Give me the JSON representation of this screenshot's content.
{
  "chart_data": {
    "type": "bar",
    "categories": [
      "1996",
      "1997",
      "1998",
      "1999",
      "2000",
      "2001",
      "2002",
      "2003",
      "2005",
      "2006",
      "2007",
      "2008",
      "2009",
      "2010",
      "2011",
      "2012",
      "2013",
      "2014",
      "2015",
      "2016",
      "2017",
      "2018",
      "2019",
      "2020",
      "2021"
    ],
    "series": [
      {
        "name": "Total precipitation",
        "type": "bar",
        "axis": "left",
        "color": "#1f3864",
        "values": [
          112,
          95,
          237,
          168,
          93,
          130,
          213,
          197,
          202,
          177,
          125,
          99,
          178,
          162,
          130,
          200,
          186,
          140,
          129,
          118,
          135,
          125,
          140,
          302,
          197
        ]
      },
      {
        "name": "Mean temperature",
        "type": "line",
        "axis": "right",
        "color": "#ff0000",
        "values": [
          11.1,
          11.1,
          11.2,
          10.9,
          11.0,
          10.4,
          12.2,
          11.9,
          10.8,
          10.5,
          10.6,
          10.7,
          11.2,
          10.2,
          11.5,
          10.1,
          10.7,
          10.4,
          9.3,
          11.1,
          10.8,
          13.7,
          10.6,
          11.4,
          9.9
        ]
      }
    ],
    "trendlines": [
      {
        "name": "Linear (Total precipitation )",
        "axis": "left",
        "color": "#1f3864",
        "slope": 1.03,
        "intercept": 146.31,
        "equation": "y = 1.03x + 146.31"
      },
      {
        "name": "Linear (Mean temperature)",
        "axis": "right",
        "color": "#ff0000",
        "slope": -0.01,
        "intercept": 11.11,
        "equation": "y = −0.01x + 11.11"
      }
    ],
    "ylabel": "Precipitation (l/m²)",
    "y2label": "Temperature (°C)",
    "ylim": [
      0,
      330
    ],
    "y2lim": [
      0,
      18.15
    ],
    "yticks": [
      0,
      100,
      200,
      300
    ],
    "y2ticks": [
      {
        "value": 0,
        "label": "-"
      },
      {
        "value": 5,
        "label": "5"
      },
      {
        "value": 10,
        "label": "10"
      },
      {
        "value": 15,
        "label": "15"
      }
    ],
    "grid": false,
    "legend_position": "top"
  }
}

# Task statement:
Repeat the preceding lines exactly, please, every one of them.

# Complete output:
Give me the JSON representation of this screenshot's content.
{
  "chart_data": {
    "type": "bar",
    "categories": [
      "1996",
      "1997",
      "1998",
      "1999",
      "2000",
      "2001",
      "2002",
      "2003",
      "2005",
      "2006",
      "2007",
      "2008",
      "2009",
      "2010",
      "2011",
      "2012",
      "2013",
      "2014",
      "2015",
      "2016",
      "2017",
      "2018",
      "2019",
      "2020",
      "2021"
    ],
    "series": [
      {
        "name": "Total precipitation",
        "type": "bar",
        "axis": "left",
        "color": "#1f3864",
        "values": [
          112,
          95,
          237,
          168,
          93,
          130,
          213,
          197,
          202,
          177,
          125,
          99,
          178,
          162,
          130,
          200,
          186,
          140,
          129,
          118,
          135,
          125,
          140,
          302,
          197
        ]
      },
      {
        "name": "Mean temperature",
        "type": "line",
        "axis": "right",
        "color": "#ff0000",
        "values": [
          11.1,
          11.1,
          11.2,
          10.9,
          11.0,
          10.4,
          12.2,
          11.9,
          10.8,
          10.5,
          10.6,
          10.7,
          11.2,
          10.2,
          11.5,
          10.1,
          10.7,
          10.4,
          9.3,
          11.1,
          10.8,
          13.7,
          10.6,
          11.4,
          9.9
        ]
      }
    ],
    "trendlines": [
      {
        "name": "Linear (Total precipitation )",
        "axis": "left",
        "color": "#1f3864",
        "slope": 1.03,
        "intercept": 146.31,
        "equation": "y = 1.03x + 146.31"
      },
      {
        "name": "Linear (Mean temperature)",
        "axis": "right",
        "color": "#ff0000",
        "slope": -0.01,
        "intercept": 11.11,
        "equation": "y = −0.01x + 11.11"
      }
    ],
    "ylabel": "Precipitation (l/m²)",
    "y2label": "Temperature (°C)",
    "ylim": [
      0,
      330
    ],
    "y2lim": [
      0,
      18.15
    ],
    "yticks": [
      0,
      100,
      200,
      300
    ],
    "y2ticks": [
      {
        "value": 0,
        "label": "-"
      },
      {
        "value": 5,
        "label": "5"
      },
      {
        "value": 10,
        "label": "10"
      },
      {
        "value": 15,
        "label": "15"
      }
    ],
    "grid": false,
    "legend_position": "top"
  }
}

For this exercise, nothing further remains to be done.